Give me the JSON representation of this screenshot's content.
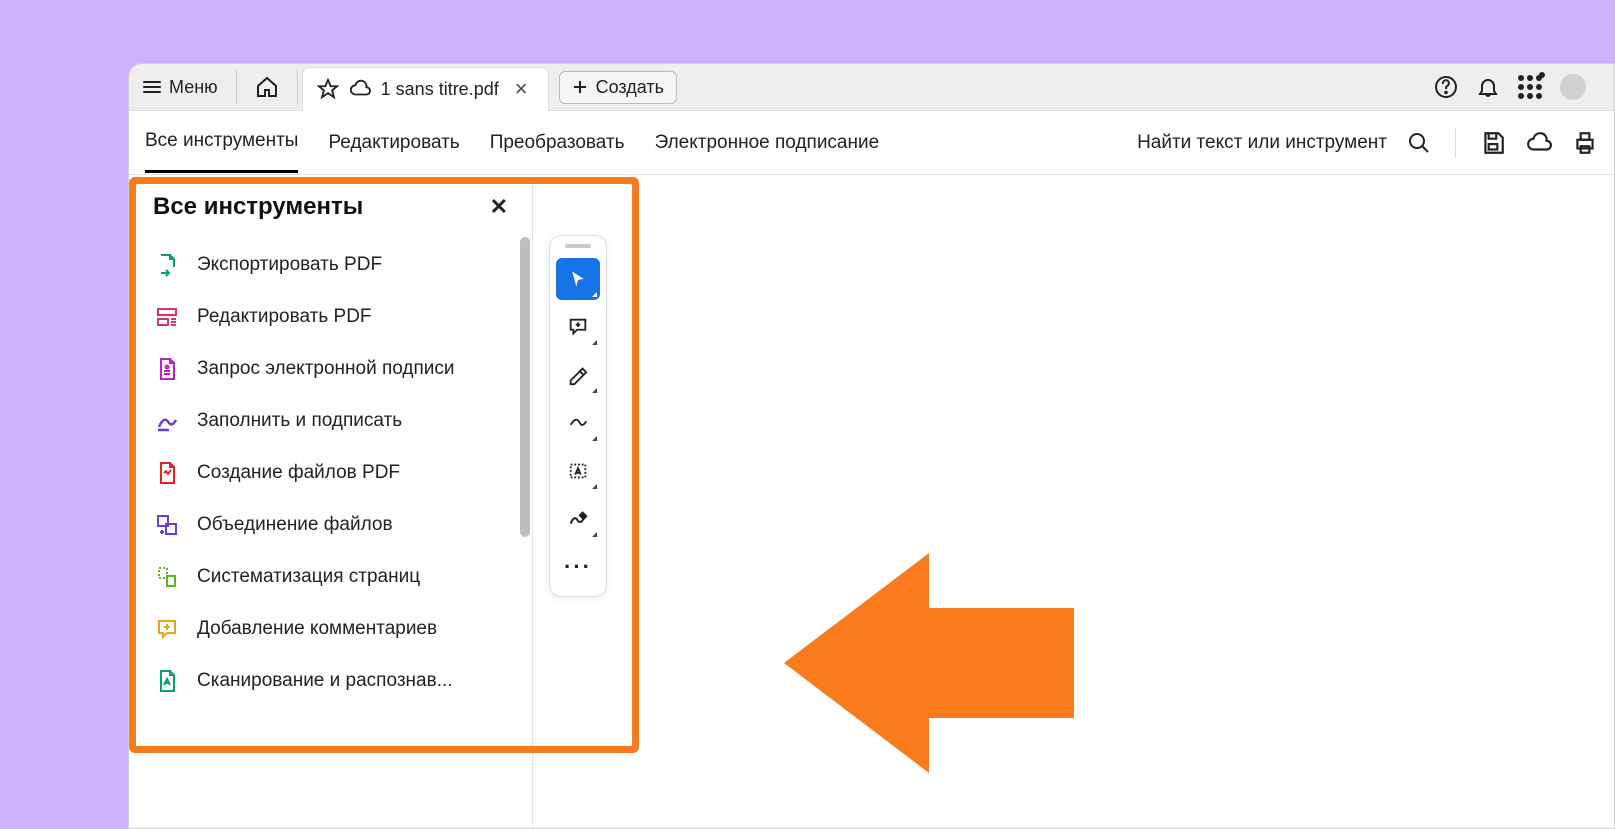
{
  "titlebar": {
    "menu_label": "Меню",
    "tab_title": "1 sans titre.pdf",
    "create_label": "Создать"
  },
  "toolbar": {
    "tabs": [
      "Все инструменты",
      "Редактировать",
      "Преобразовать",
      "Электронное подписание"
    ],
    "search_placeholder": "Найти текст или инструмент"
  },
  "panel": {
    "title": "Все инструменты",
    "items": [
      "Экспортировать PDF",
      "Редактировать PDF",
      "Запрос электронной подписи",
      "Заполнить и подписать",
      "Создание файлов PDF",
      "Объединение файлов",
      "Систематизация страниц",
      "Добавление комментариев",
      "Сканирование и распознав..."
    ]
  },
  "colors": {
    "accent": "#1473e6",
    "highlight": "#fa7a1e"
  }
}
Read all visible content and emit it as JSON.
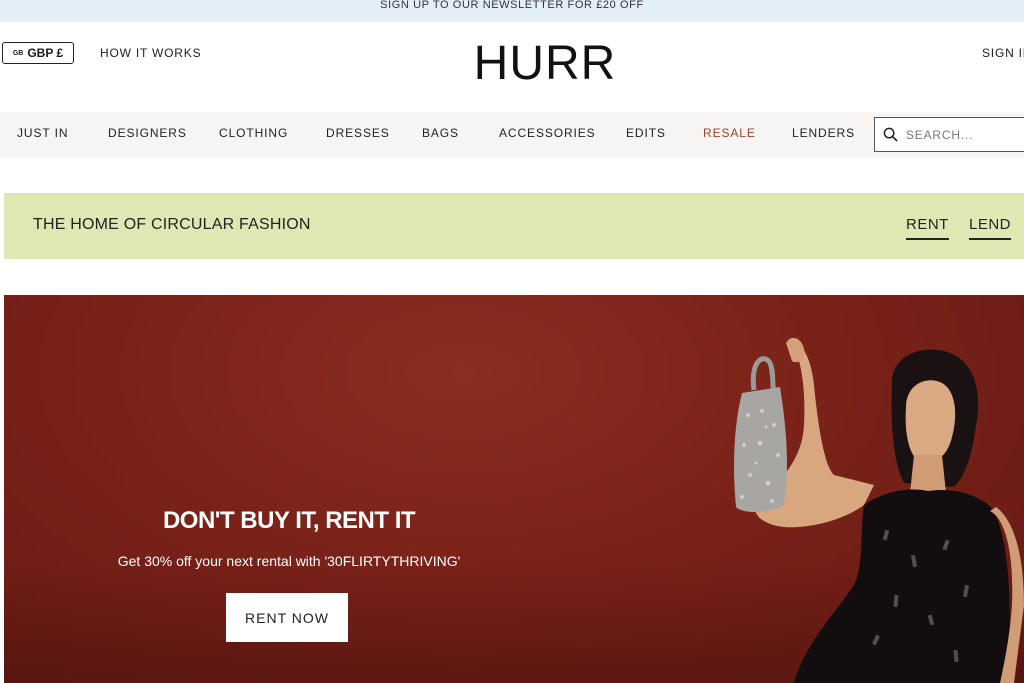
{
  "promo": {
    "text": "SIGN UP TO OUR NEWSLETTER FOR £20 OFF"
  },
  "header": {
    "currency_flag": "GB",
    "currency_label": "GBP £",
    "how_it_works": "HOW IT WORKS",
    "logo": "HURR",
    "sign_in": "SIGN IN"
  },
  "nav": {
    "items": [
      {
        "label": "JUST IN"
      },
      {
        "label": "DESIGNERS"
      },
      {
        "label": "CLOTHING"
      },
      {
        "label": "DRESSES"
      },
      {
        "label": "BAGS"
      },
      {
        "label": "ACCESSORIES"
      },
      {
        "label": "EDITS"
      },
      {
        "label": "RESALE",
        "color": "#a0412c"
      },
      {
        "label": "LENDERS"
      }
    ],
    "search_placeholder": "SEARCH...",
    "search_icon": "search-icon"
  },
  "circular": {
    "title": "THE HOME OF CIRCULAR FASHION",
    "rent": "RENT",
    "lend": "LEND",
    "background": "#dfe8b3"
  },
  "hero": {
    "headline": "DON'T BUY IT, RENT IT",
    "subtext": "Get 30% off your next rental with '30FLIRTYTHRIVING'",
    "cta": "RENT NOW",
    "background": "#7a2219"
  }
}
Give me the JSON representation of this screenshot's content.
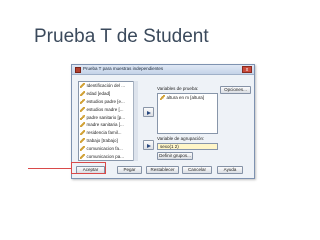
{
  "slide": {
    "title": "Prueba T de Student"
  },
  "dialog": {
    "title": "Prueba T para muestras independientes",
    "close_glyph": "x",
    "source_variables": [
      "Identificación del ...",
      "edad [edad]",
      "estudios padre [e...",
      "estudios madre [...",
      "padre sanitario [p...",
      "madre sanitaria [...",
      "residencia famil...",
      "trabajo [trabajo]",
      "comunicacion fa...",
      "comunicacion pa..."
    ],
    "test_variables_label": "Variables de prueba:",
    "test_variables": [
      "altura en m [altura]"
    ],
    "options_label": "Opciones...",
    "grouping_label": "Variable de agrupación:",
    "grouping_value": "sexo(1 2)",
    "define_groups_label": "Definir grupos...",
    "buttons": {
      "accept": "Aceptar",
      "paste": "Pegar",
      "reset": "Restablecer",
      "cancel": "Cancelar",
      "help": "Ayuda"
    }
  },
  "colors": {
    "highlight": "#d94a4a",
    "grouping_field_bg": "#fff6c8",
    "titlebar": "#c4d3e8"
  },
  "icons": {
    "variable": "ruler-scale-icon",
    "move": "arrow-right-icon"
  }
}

•••

What to work on: Restate each line of the records exactly; pictures do not belong in the copy.

Expected answer:
Give me the JSON representation of this screenshot's content.
{
  "titlebar": {
    "menu_label": "Меню",
    "tab_title": "1 sans titre.pdf",
    "create_label": "Создать"
  },
  "toolbar": {
    "tabs": [
      "Все инструменты",
      "Редактировать",
      "Преобразовать",
      "Электронное подписание"
    ],
    "search_placeholder": "Найти текст или инструмент"
  },
  "panel": {
    "title": "Все инструменты",
    "items": [
      "Экспортировать PDF",
      "Редактировать PDF",
      "Запрос электронной подписи",
      "Заполнить и подписать",
      "Создание файлов PDF",
      "Объединение файлов",
      "Систематизация страниц",
      "Добавление комментариев",
      "Сканирование и распознав..."
    ]
  },
  "colors": {
    "accent": "#1473e6",
    "highlight": "#fa7a1e"
  }
}
Read all visible content and emit it as JSON.
{
  "promo": {
    "text": "SIGN UP TO OUR NEWSLETTER FOR £20 OFF"
  },
  "header": {
    "currency_flag": "GB",
    "currency_label": "GBP £",
    "how_it_works": "HOW IT WORKS",
    "logo": "HURR",
    "sign_in": "SIGN IN"
  },
  "nav": {
    "items": [
      {
        "label": "JUST IN"
      },
      {
        "label": "DESIGNERS"
      },
      {
        "label": "CLOTHING"
      },
      {
        "label": "DRESSES"
      },
      {
        "label": "BAGS"
      },
      {
        "label": "ACCESSORIES"
      },
      {
        "label": "EDITS"
      },
      {
        "label": "RESALE",
        "color": "#a0412c"
      },
      {
        "label": "LENDERS"
      }
    ],
    "search_placeholder": "SEARCH...",
    "search_icon": "search-icon"
  },
  "circular": {
    "title": "THE HOME OF CIRCULAR FASHION",
    "rent": "RENT",
    "lend": "LEND",
    "background": "#dfe8b3"
  },
  "hero": {
    "headline": "DON'T BUY IT, RENT IT",
    "subtext": "Get 30% off your next rental with '30FLIRTYTHRIVING'",
    "cta": "RENT NOW",
    "background": "#7a2219"
  }
}
Give me the JSON representation of this screenshot's content.
{
  "slide": {
    "title": "Prueba T de Student"
  },
  "dialog": {
    "title": "Prueba T para muestras independientes",
    "close_glyph": "x",
    "source_variables": [
      "Identificación del ...",
      "edad [edad]",
      "estudios padre [e...",
      "estudios madre [...",
      "padre sanitario [p...",
      "madre sanitaria [...",
      "residencia famil...",
      "trabajo [trabajo]",
      "comunicacion fa...",
      "comunicacion pa..."
    ],
    "test_variables_label": "Variables de prueba:",
    "test_variables": [
      "altura en m [altura]"
    ],
    "options_label": "Opciones...",
    "grouping_label": "Variable de agrupación:",
    "grouping_value": "sexo(1 2)",
    "define_groups_label": "Definir grupos...",
    "buttons": {
      "accept": "Aceptar",
      "paste": "Pegar",
      "reset": "Restablecer",
      "cancel": "Cancelar",
      "help": "Ayuda"
    }
  },
  "colors": {
    "highlight": "#d94a4a",
    "grouping_field_bg": "#fff6c8",
    "titlebar": "#c4d3e8"
  },
  "icons": {
    "variable": "ruler-scale-icon",
    "move": "arrow-right-icon"
  }
}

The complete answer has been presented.